* [TASK STATEMENT] Are you able to quote each entry exactly as written?

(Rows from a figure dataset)

******************************

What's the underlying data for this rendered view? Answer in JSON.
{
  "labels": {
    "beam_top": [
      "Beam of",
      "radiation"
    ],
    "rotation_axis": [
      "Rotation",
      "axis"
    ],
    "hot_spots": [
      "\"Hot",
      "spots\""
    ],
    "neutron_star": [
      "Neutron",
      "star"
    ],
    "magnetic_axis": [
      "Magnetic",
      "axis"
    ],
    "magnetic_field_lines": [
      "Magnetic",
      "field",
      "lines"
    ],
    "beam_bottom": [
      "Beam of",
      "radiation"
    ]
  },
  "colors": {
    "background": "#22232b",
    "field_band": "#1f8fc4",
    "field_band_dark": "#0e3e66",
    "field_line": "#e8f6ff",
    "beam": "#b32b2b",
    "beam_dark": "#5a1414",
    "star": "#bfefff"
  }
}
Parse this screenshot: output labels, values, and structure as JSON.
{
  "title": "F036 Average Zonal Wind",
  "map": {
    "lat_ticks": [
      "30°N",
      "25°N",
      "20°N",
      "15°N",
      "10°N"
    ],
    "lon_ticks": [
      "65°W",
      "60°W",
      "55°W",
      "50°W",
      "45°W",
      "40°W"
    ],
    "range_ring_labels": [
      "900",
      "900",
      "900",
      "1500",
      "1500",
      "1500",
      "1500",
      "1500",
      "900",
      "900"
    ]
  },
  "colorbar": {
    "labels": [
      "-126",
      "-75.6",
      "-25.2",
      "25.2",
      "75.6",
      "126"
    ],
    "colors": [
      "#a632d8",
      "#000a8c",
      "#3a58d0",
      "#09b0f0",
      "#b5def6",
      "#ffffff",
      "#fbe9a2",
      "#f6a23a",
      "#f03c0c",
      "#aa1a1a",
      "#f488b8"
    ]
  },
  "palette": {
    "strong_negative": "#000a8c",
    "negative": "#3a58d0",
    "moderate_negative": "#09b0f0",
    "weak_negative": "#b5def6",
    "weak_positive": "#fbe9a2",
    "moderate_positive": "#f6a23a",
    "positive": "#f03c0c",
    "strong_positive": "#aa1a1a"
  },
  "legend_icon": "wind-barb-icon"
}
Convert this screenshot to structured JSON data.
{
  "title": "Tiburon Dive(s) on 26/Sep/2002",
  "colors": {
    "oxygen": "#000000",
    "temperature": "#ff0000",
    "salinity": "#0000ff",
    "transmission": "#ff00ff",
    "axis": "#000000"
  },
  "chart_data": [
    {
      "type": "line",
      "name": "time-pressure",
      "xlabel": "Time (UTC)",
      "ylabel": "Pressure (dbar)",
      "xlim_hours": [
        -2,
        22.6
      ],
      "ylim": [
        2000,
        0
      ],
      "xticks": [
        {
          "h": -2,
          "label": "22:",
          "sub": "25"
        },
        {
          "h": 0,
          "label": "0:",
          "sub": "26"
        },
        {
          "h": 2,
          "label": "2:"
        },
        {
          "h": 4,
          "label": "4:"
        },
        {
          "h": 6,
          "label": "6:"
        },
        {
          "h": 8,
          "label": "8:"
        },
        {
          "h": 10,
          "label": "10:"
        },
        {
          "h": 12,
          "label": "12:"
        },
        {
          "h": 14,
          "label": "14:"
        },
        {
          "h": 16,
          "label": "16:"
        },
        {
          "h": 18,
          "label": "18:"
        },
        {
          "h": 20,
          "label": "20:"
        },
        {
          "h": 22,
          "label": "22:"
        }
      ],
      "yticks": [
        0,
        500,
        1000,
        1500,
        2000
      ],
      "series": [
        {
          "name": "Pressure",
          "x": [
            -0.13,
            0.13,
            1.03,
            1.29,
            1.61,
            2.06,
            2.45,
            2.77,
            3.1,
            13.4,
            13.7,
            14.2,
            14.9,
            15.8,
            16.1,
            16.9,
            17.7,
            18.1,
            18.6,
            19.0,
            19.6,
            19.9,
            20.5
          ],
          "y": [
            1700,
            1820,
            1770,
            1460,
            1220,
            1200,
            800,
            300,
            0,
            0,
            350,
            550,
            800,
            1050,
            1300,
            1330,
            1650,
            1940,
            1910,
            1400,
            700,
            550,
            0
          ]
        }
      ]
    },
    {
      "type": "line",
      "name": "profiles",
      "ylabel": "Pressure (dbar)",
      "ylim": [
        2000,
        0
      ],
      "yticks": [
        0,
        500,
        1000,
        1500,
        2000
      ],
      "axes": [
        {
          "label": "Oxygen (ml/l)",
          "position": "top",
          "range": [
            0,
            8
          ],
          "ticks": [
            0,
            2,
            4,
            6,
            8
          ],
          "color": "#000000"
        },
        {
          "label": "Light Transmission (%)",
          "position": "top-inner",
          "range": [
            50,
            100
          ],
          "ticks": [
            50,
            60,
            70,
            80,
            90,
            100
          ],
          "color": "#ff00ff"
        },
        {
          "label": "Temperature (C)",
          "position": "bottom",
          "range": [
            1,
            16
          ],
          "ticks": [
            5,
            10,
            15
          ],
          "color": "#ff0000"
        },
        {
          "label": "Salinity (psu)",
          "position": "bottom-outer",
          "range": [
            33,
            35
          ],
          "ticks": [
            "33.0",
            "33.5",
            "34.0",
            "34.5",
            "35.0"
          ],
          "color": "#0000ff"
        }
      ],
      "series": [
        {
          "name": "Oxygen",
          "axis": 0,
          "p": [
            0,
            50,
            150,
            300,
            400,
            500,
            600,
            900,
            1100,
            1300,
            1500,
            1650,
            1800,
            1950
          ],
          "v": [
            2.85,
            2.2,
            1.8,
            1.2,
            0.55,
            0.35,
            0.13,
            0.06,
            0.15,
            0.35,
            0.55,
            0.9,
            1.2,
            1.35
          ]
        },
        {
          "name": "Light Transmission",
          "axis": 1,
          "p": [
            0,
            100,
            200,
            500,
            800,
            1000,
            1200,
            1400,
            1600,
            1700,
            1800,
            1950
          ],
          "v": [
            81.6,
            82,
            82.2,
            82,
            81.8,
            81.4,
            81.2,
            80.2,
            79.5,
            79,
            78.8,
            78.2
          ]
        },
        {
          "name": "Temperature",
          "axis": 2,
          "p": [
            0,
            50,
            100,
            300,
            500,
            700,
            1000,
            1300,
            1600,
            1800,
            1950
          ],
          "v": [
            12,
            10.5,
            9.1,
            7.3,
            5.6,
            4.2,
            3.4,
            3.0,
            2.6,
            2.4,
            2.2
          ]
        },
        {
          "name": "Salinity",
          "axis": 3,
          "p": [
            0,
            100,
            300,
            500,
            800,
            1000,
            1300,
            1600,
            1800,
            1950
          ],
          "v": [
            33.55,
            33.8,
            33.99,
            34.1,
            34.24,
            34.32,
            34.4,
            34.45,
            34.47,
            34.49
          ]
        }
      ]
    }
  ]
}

******************************

* [OUTPUT BELOW]
What's the underlying data for this rendered view? Answer in JSON.
{
  "labels": {
    "beam_top": [
      "Beam of",
      "radiation"
    ],
    "rotation_axis": [
      "Rotation",
      "axis"
    ],
    "hot_spots": [
      "\"Hot",
      "spots\""
    ],
    "neutron_star": [
      "Neutron",
      "star"
    ],
    "magnetic_axis": [
      "Magnetic",
      "axis"
    ],
    "magnetic_field_lines": [
      "Magnetic",
      "field",
      "lines"
    ],
    "beam_bottom": [
      "Beam of",
      "radiation"
    ]
  },
  "colors": {
    "background": "#22232b",
    "field_band": "#1f8fc4",
    "field_band_dark": "#0e3e66",
    "field_line": "#e8f6ff",
    "beam": "#b32b2b",
    "beam_dark": "#5a1414",
    "star": "#bfefff"
  }
}
Parse this screenshot: output labels, values, and structure as JSON.
{
  "title": "F036 Average Zonal Wind",
  "map": {
    "lat_ticks": [
      "30°N",
      "25°N",
      "20°N",
      "15°N",
      "10°N"
    ],
    "lon_ticks": [
      "65°W",
      "60°W",
      "55°W",
      "50°W",
      "45°W",
      "40°W"
    ],
    "range_ring_labels": [
      "900",
      "900",
      "900",
      "1500",
      "1500",
      "1500",
      "1500",
      "1500",
      "900",
      "900"
    ]
  },
  "colorbar": {
    "labels": [
      "-126",
      "-75.6",
      "-25.2",
      "25.2",
      "75.6",
      "126"
    ],
    "colors": [
      "#a632d8",
      "#000a8c",
      "#3a58d0",
      "#09b0f0",
      "#b5def6",
      "#ffffff",
      "#fbe9a2",
      "#f6a23a",
      "#f03c0c",
      "#aa1a1a",
      "#f488b8"
    ]
  },
  "palette": {
    "strong_negative": "#000a8c",
    "negative": "#3a58d0",
    "moderate_negative": "#09b0f0",
    "weak_negative": "#b5def6",
    "weak_positive": "#fbe9a2",
    "moderate_positive": "#f6a23a",
    "positive": "#f03c0c",
    "strong_positive": "#aa1a1a"
  },
  "legend_icon": "wind-barb-icon"
}
Convert this screenshot to structured JSON data.
{
  "title": "Tiburon Dive(s) on 26/Sep/2002",
  "colors": {
    "oxygen": "#000000",
    "temperature": "#ff0000",
    "salinity": "#0000ff",
    "transmission": "#ff00ff",
    "axis": "#000000"
  },
  "chart_data": [
    {
      "type": "line",
      "name": "time-pressure",
      "xlabel": "Time (UTC)",
      "ylabel": "Pressure (dbar)",
      "xlim_hours": [
        -2,
        22.6
      ],
      "ylim": [
        2000,
        0
      ],
      "xticks": [
        {
          "h": -2,
          "label": "22:",
          "sub": "25"
        },
        {
          "h": 0,
          "label": "0:",
          "sub": "26"
        },
        {
          "h": 2,
          "label": "2:"
        },
        {
          "h": 4,
          "label": "4:"
        },
        {
          "h": 6,
          "label": "6:"
        },
        {
          "h": 8,
          "label": "8:"
        },
        {
          "h": 10,
          "label": "10:"
        },
        {
          "h": 12,
          "label": "12:"
        },
        {
          "h": 14,
          "label": "14:"
        },
        {
          "h": 16,
          "label": "16:"
        },
        {
          "h": 18,
          "label": "18:"
        },
        {
          "h": 20,
          "label": "20:"
        },
        {
          "h": 22,
          "label": "22:"
        }
      ],
      "yticks": [
        0,
        500,
        1000,
        1500,
        2000
      ],
      "series": [
        {
          "name": "Pressure",
          "x": [
            -0.13,
            0.13,
            1.03,
            1.29,
            1.61,
            2.06,
            2.45,
            2.77,
            3.1,
            13.4,
            13.7,
            14.2,
            14.9,
            15.8,
            16.1,
            16.9,
            17.7,
            18.1,
            18.6,
            19.0,
            19.6,
            19.9,
            20.5
          ],
          "y": [
            1700,
            1820,
            1770,
            1460,
            1220,
            1200,
            800,
            300,
            0,
            0,
            350,
            550,
            800,
            1050,
            1300,
            1330,
            1650,
            1940,
            1910,
            1400,
            700,
            550,
            0
          ]
        }
      ]
    },
    {
      "type": "line",
      "name": "profiles",
      "ylabel": "Pressure (dbar)",
      "ylim": [
        2000,
        0
      ],
      "yticks": [
        0,
        500,
        1000,
        1500,
        2000
      ],
      "axes": [
        {
          "label": "Oxygen (ml/l)",
          "position": "top",
          "range": [
            0,
            8
          ],
          "ticks": [
            0,
            2,
            4,
            6,
            8
          ],
          "color": "#000000"
        },
        {
          "label": "Light Transmission (%)",
          "position": "top-inner",
          "range": [
            50,
            100
          ],
          "ticks": [
            50,
            60,
            70,
            80,
            90,
            100
          ],
          "color": "#ff00ff"
        },
        {
          "label": "Temperature (C)",
          "position": "bottom",
          "range": [
            1,
            16
          ],
          "ticks": [
            5,
            10,
            15
          ],
          "color": "#ff0000"
        },
        {
          "label": "Salinity (psu)",
          "position": "bottom-outer",
          "range": [
            33,
            35
          ],
          "ticks": [
            "33.0",
            "33.5",
            "34.0",
            "34.5",
            "35.0"
          ],
          "color": "#0000ff"
        }
      ],
      "series": [
        {
          "name": "Oxygen",
          "axis": 0,
          "p": [
            0,
            50,
            150,
            300,
            400,
            500,
            600,
            900,
            1100,
            1300,
            1500,
            1650,
            1800,
            1950
          ],
          "v": [
            2.85,
            2.2,
            1.8,
            1.2,
            0.55,
            0.35,
            0.13,
            0.06,
            0.15,
            0.35,
            0.55,
            0.9,
            1.2,
            1.35
          ]
        },
        {
          "name": "Light Transmission",
          "axis": 1,
          "p": [
            0,
            100,
            200,
            500,
            800,
            1000,
            1200,
            1400,
            1600,
            1700,
            1800,
            1950
          ],
          "v": [
            81.6,
            82,
            82.2,
            82,
            81.8,
            81.4,
            81.2,
            80.2,
            79.5,
            79,
            78.8,
            78.2
          ]
        },
        {
          "name": "Temperature",
          "axis": 2,
          "p": [
            0,
            50,
            100,
            300,
            500,
            700,
            1000,
            1300,
            1600,
            1800,
            1950
          ],
          "v": [
            12,
            10.5,
            9.1,
            7.3,
            5.6,
            4.2,
            3.4,
            3.0,
            2.6,
            2.4,
            2.2
          ]
        },
        {
          "name": "Salinity",
          "axis": 3,
          "p": [
            0,
            100,
            300,
            500,
            800,
            1000,
            1300,
            1600,
            1800,
            1950
          ],
          "v": [
            33.55,
            33.8,
            33.99,
            34.1,
            34.24,
            34.32,
            34.4,
            34.45,
            34.47,
            34.49
          ]
        }
      ]
    }
  ]
}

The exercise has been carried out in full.